Request: Please give the listing again, word for word, with nothing left out.

(Records from a data collection)

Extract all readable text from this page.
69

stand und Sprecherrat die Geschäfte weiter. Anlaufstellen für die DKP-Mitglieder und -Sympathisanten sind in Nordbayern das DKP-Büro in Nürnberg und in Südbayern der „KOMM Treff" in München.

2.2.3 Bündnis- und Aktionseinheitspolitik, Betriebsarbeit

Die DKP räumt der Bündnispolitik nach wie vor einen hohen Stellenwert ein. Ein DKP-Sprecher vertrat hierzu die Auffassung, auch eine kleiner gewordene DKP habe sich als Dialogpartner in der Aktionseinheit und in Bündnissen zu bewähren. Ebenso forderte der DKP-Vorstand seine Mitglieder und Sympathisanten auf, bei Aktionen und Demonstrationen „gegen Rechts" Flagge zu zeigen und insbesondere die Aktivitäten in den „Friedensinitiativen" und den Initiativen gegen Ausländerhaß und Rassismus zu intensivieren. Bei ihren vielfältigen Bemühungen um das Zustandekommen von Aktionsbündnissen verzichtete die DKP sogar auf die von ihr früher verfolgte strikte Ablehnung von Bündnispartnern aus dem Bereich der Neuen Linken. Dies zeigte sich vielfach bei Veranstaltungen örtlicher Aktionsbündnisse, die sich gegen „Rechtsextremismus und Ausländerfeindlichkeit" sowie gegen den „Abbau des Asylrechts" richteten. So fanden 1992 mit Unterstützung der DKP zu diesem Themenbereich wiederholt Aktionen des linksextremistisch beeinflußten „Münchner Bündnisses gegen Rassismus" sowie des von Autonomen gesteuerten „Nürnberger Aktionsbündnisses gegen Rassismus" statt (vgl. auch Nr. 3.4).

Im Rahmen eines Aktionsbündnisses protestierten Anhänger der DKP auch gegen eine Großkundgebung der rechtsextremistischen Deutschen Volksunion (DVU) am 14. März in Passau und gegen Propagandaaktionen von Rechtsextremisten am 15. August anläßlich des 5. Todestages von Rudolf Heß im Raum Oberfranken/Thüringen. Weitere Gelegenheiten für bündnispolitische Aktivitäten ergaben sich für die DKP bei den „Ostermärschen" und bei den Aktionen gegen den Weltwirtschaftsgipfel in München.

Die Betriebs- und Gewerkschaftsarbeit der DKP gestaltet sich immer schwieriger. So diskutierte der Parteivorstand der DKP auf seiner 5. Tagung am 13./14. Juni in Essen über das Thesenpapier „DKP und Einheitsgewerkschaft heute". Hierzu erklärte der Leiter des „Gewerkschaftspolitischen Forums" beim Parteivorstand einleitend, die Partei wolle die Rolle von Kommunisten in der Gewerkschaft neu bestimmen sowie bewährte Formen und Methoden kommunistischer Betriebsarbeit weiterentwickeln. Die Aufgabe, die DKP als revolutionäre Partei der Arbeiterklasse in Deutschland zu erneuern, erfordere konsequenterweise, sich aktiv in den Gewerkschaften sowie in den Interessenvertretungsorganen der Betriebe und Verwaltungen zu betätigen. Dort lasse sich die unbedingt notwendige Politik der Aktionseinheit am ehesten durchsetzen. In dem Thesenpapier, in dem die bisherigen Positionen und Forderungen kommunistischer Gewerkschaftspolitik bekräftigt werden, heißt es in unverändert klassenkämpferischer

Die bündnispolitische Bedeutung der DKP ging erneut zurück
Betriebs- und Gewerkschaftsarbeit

Written solution:
Extract all readable text from this page.
69

stand und Sprecherrat die Geschäfte weiter. Anlaufstellen für die DKP-Mitglieder und -Sympathisanten sind in Nordbayern das DKP-Büro in Nürnberg und in Südbayern der „KOMM Treff" in München.

2.2.3 Bündnis- und Aktionseinheitspolitik, Betriebsarbeit

Die DKP räumt der Bündnispolitik nach wie vor einen hohen Stellenwert ein. Ein DKP-Sprecher vertrat hierzu die Auffassung, auch eine kleiner gewordene DKP habe sich als Dialogpartner in der Aktionseinheit und in Bündnissen zu bewähren. Ebenso forderte der DKP-Vorstand seine Mitglieder und Sympathisanten auf, bei Aktionen und Demonstrationen „gegen Rechts" Flagge zu zeigen und insbesondere die Aktivitäten in den „Friedensinitiativen" und den Initiativen gegen Ausländerhaß und Rassismus zu intensivieren. Bei ihren vielfältigen Bemühungen um das Zustandekommen von Aktionsbündnissen verzichtete die DKP sogar auf die von ihr früher verfolgte strikte Ablehnung von Bündnispartnern aus dem Bereich der Neuen Linken. Dies zeigte sich vielfach bei Veranstaltungen örtlicher Aktionsbündnisse, die sich gegen „Rechtsextremismus und Ausländerfeindlichkeit" sowie gegen den „Abbau des Asylrechts" richteten. So fanden 1992 mit Unterstützung der DKP zu diesem Themenbereich wiederholt Aktionen des linksextremistisch beeinflußten „Münchner Bündnisses gegen Rassismus" sowie des von Autonomen gesteuerten „Nürnberger Aktionsbündnisses gegen Rassismus" statt (vgl. auch Nr. 3.4).

Im Rahmen eines Aktionsbündnisses protestierten Anhänger der DKP auch gegen eine Großkundgebung der rechtsextremistischen Deutschen Volksunion (DVU) am 14. März in Passau und gegen Propagandaaktionen von Rechtsextremisten am 15. August anläßlich des 5. Todestages von Rudolf Heß im Raum Oberfranken/Thüringen. Weitere Gelegenheiten für bündnispolitische Aktivitäten ergaben sich für die DKP bei den „Ostermärschen" und bei den Aktionen gegen den Weltwirtschaftsgipfel in München.

Die Betriebs- und Gewerkschaftsarbeit der DKP gestaltet sich immer schwieriger. So diskutierte der Parteivorstand der DKP auf seiner 5. Tagung am 13./14. Juni in Essen über das Thesenpapier „DKP und Einheitsgewerkschaft heute". Hierzu erklärte der Leiter des „Gewerkschaftspolitischen Forums" beim Parteivorstand einleitend, die Partei wolle die Rolle von Kommunisten in der Gewerkschaft neu bestimmen sowie bewährte Formen und Methoden kommunistischer Betriebsarbeit weiterentwickeln. Die Aufgabe, die DKP als revolutionäre Partei der Arbeiterklasse in Deutschland zu erneuern, erfordere konsequenterweise, sich aktiv in den Gewerkschaften sowie in den Interessenvertretungsorganen der Betriebe und Verwaltungen zu betätigen. Dort lasse sich die unbedingt notwendige Politik der Aktionseinheit am ehesten durchsetzen. In dem Thesenpapier, in dem die bisherigen Positionen und Forderungen kommunistischer Gewerkschaftspolitik bekräftigt werden, heißt es in unverändert klassenkämpferischer

Die bündnispolitische Bedeutung der DKP ging erneut zurück
Betriebs- und Gewerkschaftsarbeit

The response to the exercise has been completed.